- _To be done_
Quote every line as written. Omit pictures.

•••

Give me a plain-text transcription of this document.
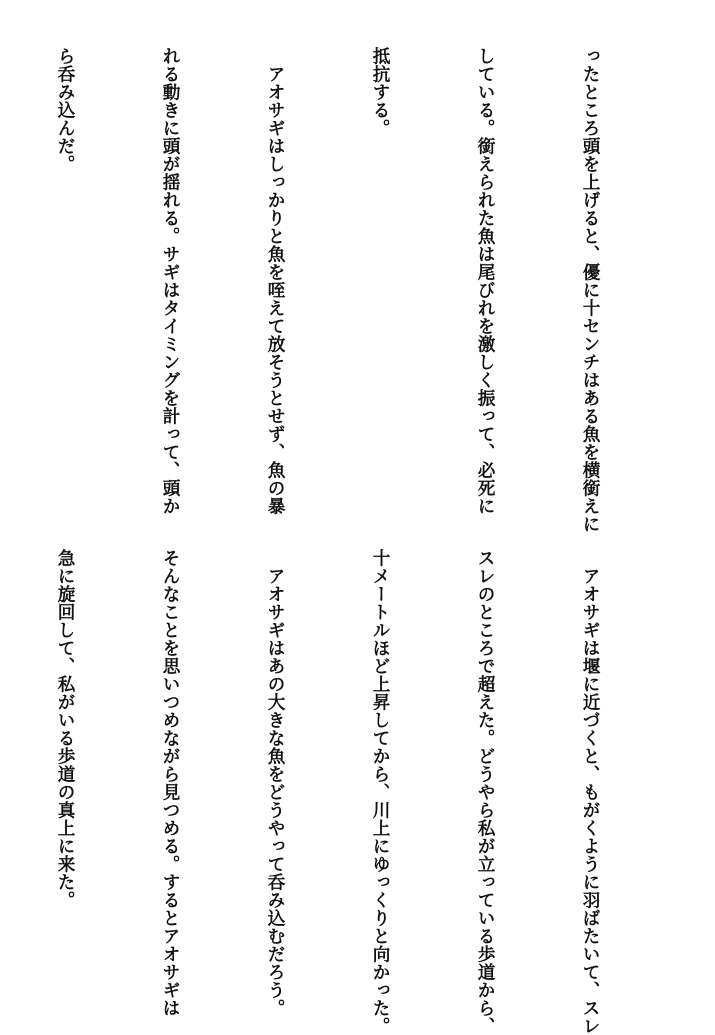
ったところ頭を上げると、優に十センチはある魚を横銜えに

している。銜えられた魚は尾びれを激しく振って、必死に

抵抗する。

　アオサギはしっかりと魚を咥えて放そうとせず、魚の暴

れる動きに頭が揺れる。サギはタイミングを計って、頭か

ら呑み込んだ。

　アオサギは堰に近づくと、もがくように羽ばたいて、スレ

スレのところで超えた。どうやら私が立っている歩道から、

十メートルほど上昇してから、川上にゆっくりと向かった。

　アオサギはあの大きな魚をどうやって呑み込むだろう。

そんなことを思いつめながら見つめる。するとアオサギは

急に旋回して、私がいる歩道の真上に来た。
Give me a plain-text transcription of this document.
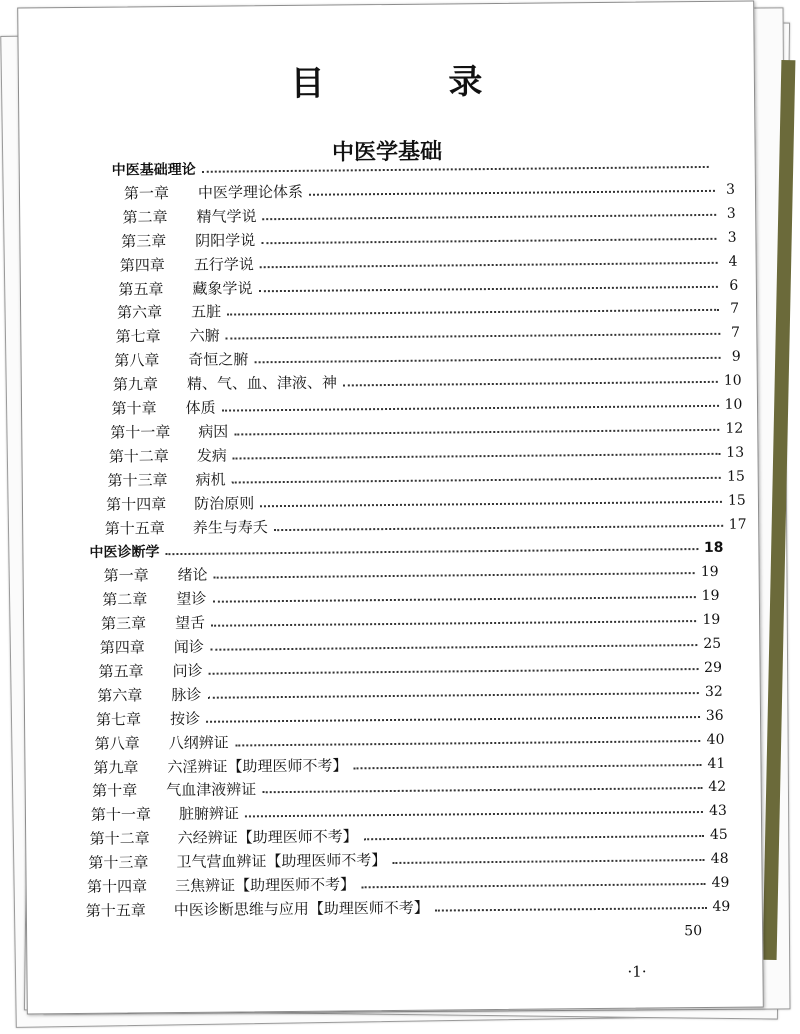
目 录
中医学基础
中医基础理论
第一章	中医学理论体系	3
第二章	精气学说	3
第三章	阴阳学说	3
第四章	五行学说	4
第五章	藏象学说	6
第六章	五脏	7
第七章	六腑	7
第八章	奇恒之腑	9
第九章	精、气、血、津液、神	10
第十章	体质	10
第十一章	病因	12
第十二章	发病	13
第十三章	病机	15
第十四章	防治原则	15
第十五章	养生与寿夭	17
中医诊断学	18
第一章	绪论	19
第二章	望诊	19
第三章	望舌	19
第四章	闻诊	25
第五章	问诊	29
第六章	脉诊	32
第七章	按诊	36
第八章	八纲辨证	40
第九章	六淫辨证【助理医师不考】	41
第十章	气血津液辨证	42
第十一章	脏腑辨证	43
第十二章	六经辨证【助理医师不考】	45
第十三章	卫气营血辨证【助理医师不考】	48
第十四章	三焦辨证【助理医师不考】	49
第十五章	中医诊断思维与应用【助理医师不考】	49
50
·1·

•••

- _The reply_
Give me a plain-text transcription of this document.
ったところ頭を上げると、優に十センチはある魚を横銜えに

している。銜えられた魚は尾びれを激しく振って、必死に

抵抗する。

　アオサギはしっかりと魚を咥えて放そうとせず、魚の暴

れる動きに頭が揺れる。サギはタイミングを計って、頭か

ら呑み込んだ。

　アオサギは堰に近づくと、もがくように羽ばたいて、スレ

スレのところで超えた。どうやら私が立っている歩道から、

十メートルほど上昇してから、川上にゆっくりと向かった。

　アオサギはあの大きな魚をどうやって呑み込むだろう。

そんなことを思いつめながら見つめる。するとアオサギは

急に旋回して、私がいる歩道の真上に来た。
Give me a plain-text transcription of this document.
目 录
中医学基础
中医基础理论
第一章	中医学理论体系	3
第二章	精气学说	3
第三章	阴阳学说	3
第四章	五行学说	4
第五章	藏象学说	6
第六章	五脏	7
第七章	六腑	7
第八章	奇恒之腑	9
第九章	精、气、血、津液、神	10
第十章	体质	10
第十一章	病因	12
第十二章	发病	13
第十三章	病机	15
第十四章	防治原则	15
第十五章	养生与寿夭	17
中医诊断学	18
第一章	绪论	19
第二章	望诊	19
第三章	望舌	19
第四章	闻诊	25
第五章	问诊	29
第六章	脉诊	32
第七章	按诊	36
第八章	八纲辨证	40
第九章	六淫辨证【助理医师不考】	41
第十章	气血津液辨证	42
第十一章	脏腑辨证	43
第十二章	六经辨证【助理医师不考】	45
第十三章	卫气营血辨证【助理医师不考】	48
第十四章	三焦辨证【助理医师不考】	49
第十五章	中医诊断思维与应用【助理医师不考】	49
50
·1·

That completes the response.